RECORDS SHOWN:
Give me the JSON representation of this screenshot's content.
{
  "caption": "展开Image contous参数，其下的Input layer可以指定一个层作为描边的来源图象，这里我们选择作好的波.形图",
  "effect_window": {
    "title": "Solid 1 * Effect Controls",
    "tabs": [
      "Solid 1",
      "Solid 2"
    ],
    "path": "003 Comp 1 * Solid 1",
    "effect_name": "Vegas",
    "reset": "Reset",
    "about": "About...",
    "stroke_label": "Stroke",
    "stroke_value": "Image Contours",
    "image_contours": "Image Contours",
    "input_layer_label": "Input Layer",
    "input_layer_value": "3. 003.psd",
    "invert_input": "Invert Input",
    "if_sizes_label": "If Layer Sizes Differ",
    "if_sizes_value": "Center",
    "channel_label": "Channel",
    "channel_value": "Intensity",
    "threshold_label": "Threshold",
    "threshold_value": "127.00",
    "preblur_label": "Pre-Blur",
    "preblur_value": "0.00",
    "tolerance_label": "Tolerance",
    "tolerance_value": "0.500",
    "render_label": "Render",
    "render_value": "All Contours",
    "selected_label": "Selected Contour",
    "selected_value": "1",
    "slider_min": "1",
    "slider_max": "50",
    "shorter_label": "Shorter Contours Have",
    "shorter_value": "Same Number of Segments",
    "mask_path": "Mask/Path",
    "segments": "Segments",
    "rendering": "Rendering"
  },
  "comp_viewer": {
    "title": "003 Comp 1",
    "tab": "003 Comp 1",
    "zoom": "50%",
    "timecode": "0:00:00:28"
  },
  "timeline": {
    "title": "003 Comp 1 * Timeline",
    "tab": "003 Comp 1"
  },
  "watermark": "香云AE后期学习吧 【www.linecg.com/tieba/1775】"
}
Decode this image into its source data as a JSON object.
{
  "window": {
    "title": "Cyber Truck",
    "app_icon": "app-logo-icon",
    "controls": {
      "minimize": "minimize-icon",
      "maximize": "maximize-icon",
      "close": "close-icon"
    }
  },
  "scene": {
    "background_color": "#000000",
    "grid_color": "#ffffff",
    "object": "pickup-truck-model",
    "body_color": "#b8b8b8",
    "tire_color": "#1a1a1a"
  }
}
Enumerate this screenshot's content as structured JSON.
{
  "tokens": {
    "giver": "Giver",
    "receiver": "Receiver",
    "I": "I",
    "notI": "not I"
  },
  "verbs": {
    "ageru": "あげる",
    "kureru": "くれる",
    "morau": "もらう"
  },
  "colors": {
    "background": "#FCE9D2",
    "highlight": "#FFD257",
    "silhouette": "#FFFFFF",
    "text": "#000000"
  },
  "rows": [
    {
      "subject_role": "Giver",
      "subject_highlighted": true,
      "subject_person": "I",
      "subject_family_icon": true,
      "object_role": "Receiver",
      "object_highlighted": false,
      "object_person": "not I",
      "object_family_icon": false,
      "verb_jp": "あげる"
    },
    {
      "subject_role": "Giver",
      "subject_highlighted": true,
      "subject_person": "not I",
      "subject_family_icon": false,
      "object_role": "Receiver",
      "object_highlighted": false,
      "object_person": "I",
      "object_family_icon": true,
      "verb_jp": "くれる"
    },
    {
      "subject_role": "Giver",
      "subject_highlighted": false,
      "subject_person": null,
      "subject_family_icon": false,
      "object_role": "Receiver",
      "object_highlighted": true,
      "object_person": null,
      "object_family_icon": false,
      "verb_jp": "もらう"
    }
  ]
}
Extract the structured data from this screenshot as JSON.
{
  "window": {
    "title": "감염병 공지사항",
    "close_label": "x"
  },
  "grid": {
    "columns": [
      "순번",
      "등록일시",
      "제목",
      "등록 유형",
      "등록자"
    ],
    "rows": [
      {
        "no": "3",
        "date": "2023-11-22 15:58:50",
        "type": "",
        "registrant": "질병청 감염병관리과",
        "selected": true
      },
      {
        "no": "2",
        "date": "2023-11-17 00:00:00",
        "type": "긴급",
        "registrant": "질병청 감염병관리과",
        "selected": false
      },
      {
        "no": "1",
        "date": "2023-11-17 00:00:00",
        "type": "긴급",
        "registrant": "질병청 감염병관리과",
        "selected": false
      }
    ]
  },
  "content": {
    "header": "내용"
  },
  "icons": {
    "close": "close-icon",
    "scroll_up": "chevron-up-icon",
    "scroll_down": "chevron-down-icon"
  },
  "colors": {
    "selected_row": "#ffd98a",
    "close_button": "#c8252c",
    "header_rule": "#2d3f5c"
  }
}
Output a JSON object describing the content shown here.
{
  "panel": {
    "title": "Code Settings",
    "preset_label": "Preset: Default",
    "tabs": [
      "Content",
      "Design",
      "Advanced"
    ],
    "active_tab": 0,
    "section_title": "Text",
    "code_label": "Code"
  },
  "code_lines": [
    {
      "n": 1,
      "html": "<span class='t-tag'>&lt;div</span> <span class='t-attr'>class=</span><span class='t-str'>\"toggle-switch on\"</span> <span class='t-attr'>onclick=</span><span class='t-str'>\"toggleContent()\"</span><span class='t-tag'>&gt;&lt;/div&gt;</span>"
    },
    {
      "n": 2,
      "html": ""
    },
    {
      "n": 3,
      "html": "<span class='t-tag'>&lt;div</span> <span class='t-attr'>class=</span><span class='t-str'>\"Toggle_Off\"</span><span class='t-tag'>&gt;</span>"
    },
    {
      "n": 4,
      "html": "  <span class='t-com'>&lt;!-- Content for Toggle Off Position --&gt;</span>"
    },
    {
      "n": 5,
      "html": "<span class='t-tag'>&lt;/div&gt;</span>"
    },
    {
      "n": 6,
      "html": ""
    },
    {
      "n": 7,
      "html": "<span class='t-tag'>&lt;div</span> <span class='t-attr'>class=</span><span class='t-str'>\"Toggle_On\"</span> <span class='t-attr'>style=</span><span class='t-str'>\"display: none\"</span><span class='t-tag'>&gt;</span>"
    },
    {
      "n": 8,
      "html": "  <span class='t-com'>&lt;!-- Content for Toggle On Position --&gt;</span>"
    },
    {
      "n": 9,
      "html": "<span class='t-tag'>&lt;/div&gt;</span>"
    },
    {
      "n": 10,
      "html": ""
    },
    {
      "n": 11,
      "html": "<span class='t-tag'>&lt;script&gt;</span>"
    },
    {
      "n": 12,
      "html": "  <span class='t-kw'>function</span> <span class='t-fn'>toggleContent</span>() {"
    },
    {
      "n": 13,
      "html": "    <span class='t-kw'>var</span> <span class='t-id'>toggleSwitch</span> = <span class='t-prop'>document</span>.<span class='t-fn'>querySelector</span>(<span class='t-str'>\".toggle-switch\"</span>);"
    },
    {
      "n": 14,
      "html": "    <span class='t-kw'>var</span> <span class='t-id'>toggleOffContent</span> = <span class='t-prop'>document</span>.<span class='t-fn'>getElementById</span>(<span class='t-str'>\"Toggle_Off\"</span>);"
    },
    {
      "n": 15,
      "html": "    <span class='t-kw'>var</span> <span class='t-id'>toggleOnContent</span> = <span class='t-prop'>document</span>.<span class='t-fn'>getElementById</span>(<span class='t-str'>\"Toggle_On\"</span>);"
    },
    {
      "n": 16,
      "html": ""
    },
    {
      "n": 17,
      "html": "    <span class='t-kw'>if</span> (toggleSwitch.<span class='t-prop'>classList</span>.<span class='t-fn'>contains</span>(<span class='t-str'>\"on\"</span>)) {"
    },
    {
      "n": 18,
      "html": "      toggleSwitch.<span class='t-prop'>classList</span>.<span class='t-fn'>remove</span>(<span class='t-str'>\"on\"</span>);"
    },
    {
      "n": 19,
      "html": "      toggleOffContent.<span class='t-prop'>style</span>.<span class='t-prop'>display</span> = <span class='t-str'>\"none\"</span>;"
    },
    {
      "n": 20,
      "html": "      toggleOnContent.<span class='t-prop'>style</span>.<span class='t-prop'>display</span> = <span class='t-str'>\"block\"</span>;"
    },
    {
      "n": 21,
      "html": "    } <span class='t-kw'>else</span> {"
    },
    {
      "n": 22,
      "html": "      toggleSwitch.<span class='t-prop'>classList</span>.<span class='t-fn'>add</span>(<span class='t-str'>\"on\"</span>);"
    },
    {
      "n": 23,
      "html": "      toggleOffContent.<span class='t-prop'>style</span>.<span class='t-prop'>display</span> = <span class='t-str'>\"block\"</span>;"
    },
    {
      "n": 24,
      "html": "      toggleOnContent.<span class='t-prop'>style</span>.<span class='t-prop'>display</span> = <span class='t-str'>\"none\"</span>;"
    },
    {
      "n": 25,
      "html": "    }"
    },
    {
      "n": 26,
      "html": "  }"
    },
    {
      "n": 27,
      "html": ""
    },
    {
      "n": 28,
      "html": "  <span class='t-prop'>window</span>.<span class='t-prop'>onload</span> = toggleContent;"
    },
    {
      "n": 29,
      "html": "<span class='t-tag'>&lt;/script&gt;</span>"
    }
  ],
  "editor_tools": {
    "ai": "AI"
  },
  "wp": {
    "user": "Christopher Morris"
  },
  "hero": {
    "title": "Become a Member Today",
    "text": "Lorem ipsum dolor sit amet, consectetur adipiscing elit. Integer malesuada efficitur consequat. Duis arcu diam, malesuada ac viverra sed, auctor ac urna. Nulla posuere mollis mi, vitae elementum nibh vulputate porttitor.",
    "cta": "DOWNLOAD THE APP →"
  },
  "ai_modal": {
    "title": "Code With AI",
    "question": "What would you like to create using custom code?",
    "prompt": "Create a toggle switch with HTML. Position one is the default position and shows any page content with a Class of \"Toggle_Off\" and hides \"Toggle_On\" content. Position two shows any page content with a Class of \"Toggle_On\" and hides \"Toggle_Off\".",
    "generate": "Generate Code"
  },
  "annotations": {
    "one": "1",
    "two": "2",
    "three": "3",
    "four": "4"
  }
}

JOB: Pull out every line holding "structured" from the records above, and copy it.

COMPLETED EXERCISE:
Enumerate this screenshot's content as structured JSON.
Extract the structured data from this screenshot as JSON.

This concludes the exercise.